§ **Exercise description**
Send back all the data below, exactly as given.

§ **The input**

+===+

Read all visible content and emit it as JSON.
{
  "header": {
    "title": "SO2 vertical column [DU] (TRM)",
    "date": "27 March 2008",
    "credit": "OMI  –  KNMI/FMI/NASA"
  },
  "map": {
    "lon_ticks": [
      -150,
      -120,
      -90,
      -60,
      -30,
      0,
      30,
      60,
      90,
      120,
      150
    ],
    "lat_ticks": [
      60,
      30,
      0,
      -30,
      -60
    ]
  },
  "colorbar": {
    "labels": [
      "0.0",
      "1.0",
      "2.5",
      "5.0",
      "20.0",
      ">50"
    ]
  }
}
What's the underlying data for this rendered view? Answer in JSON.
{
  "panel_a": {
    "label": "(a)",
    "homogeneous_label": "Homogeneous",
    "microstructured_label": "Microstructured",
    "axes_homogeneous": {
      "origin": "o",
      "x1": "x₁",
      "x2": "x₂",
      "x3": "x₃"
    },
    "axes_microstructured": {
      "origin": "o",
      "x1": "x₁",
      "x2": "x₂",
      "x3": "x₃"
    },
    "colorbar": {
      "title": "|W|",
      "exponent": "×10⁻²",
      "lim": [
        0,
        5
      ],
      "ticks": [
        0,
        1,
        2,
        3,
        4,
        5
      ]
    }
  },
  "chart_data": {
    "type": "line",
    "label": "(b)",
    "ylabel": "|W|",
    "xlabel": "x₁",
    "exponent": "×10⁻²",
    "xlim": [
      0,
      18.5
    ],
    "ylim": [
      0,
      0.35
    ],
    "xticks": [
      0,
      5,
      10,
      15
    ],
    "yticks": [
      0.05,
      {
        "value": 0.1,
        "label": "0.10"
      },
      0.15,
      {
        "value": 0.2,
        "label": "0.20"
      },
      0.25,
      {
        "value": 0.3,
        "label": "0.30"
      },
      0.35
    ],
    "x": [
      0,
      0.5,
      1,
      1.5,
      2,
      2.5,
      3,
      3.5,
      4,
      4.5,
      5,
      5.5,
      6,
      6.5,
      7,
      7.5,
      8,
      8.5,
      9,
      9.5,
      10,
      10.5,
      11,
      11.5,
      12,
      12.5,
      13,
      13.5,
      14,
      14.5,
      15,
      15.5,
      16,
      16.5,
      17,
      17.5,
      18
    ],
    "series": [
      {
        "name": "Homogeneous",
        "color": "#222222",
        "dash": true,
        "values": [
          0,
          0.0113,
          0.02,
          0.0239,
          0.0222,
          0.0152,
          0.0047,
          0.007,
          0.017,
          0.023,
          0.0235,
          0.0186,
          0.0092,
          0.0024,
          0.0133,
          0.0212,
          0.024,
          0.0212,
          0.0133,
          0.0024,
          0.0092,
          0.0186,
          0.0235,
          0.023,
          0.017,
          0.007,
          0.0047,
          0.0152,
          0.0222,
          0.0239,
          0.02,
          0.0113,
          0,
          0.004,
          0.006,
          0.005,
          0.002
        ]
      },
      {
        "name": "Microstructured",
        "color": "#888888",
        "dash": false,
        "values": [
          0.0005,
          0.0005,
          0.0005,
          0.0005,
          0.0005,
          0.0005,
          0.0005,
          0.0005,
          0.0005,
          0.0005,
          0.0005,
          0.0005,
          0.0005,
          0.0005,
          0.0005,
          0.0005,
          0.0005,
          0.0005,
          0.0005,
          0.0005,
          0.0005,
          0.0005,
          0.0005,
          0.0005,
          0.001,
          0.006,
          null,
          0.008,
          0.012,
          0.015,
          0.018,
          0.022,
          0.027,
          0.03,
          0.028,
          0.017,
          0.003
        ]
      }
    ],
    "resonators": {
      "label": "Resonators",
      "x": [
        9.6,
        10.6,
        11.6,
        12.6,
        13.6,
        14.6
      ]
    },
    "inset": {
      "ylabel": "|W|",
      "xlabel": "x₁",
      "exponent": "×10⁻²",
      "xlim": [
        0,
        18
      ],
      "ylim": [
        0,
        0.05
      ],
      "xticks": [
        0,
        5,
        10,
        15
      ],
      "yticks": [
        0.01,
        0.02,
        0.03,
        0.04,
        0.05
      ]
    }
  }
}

+===+

§ **Answer to this task**
Read all visible content and emit it as JSON.
{
  "header": {
    "title": "SO2 vertical column [DU] (TRM)",
    "date": "27 March 2008",
    "credit": "OMI  –  KNMI/FMI/NASA"
  },
  "map": {
    "lon_ticks": [
      -150,
      -120,
      -90,
      -60,
      -30,
      0,
      30,
      60,
      90,
      120,
      150
    ],
    "lat_ticks": [
      60,
      30,
      0,
      -30,
      -60
    ]
  },
  "colorbar": {
    "labels": [
      "0.0",
      "1.0",
      "2.5",
      "5.0",
      "20.0",
      ">50"
    ]
  }
}
What's the underlying data for this rendered view? Answer in JSON.
{
  "panel_a": {
    "label": "(a)",
    "homogeneous_label": "Homogeneous",
    "microstructured_label": "Microstructured",
    "axes_homogeneous": {
      "origin": "o",
      "x1": "x₁",
      "x2": "x₂",
      "x3": "x₃"
    },
    "axes_microstructured": {
      "origin": "o",
      "x1": "x₁",
      "x2": "x₂",
      "x3": "x₃"
    },
    "colorbar": {
      "title": "|W|",
      "exponent": "×10⁻²",
      "lim": [
        0,
        5
      ],
      "ticks": [
        0,
        1,
        2,
        3,
        4,
        5
      ]
    }
  },
  "chart_data": {
    "type": "line",
    "label": "(b)",
    "ylabel": "|W|",
    "xlabel": "x₁",
    "exponent": "×10⁻²",
    "xlim": [
      0,
      18.5
    ],
    "ylim": [
      0,
      0.35
    ],
    "xticks": [
      0,
      5,
      10,
      15
    ],
    "yticks": [
      0.05,
      {
        "value": 0.1,
        "label": "0.10"
      },
      0.15,
      {
        "value": 0.2,
        "label": "0.20"
      },
      0.25,
      {
        "value": 0.3,
        "label": "0.30"
      },
      0.35
    ],
    "x": [
      0,
      0.5,
      1,
      1.5,
      2,
      2.5,
      3,
      3.5,
      4,
      4.5,
      5,
      5.5,
      6,
      6.5,
      7,
      7.5,
      8,
      8.5,
      9,
      9.5,
      10,
      10.5,
      11,
      11.5,
      12,
      12.5,
      13,
      13.5,
      14,
      14.5,
      15,
      15.5,
      16,
      16.5,
      17,
      17.5,
      18
    ],
    "series": [
      {
        "name": "Homogeneous",
        "color": "#222222",
        "dash": true,
        "values": [
          0,
          0.0113,
          0.02,
          0.0239,
          0.0222,
          0.0152,
          0.0047,
          0.007,
          0.017,
          0.023,
          0.0235,
          0.0186,
          0.0092,
          0.0024,
          0.0133,
          0.0212,
          0.024,
          0.0212,
          0.0133,
          0.0024,
          0.0092,
          0.0186,
          0.0235,
          0.023,
          0.017,
          0.007,
          0.0047,
          0.0152,
          0.0222,
          0.0239,
          0.02,
          0.0113,
          0,
          0.004,
          0.006,
          0.005,
          0.002
        ]
      },
      {
        "name": "Microstructured",
        "color": "#888888",
        "dash": false,
        "values": [
          0.0005,
          0.0005,
          0.0005,
          0.0005,
          0.0005,
          0.0005,
          0.0005,
          0.0005,
          0.0005,
          0.0005,
          0.0005,
          0.0005,
          0.0005,
          0.0005,
          0.0005,
          0.0005,
          0.0005,
          0.0005,
          0.0005,
          0.0005,
          0.0005,
          0.0005,
          0.0005,
          0.0005,
          0.001,
          0.006,
          null,
          0.008,
          0.012,
          0.015,
          0.018,
          0.022,
          0.027,
          0.03,
          0.028,
          0.017,
          0.003
        ]
      }
    ],
    "resonators": {
      "label": "Resonators",
      "x": [
        9.6,
        10.6,
        11.6,
        12.6,
        13.6,
        14.6
      ]
    },
    "inset": {
      "ylabel": "|W|",
      "xlabel": "x₁",
      "exponent": "×10⁻²",
      "xlim": [
        0,
        18
      ],
      "ylim": [
        0,
        0.05
      ],
      "xticks": [
        0,
        5,
        10,
        15
      ],
      "yticks": [
        0.01,
        0.02,
        0.03,
        0.04,
        0.05
      ]
    }
  }
}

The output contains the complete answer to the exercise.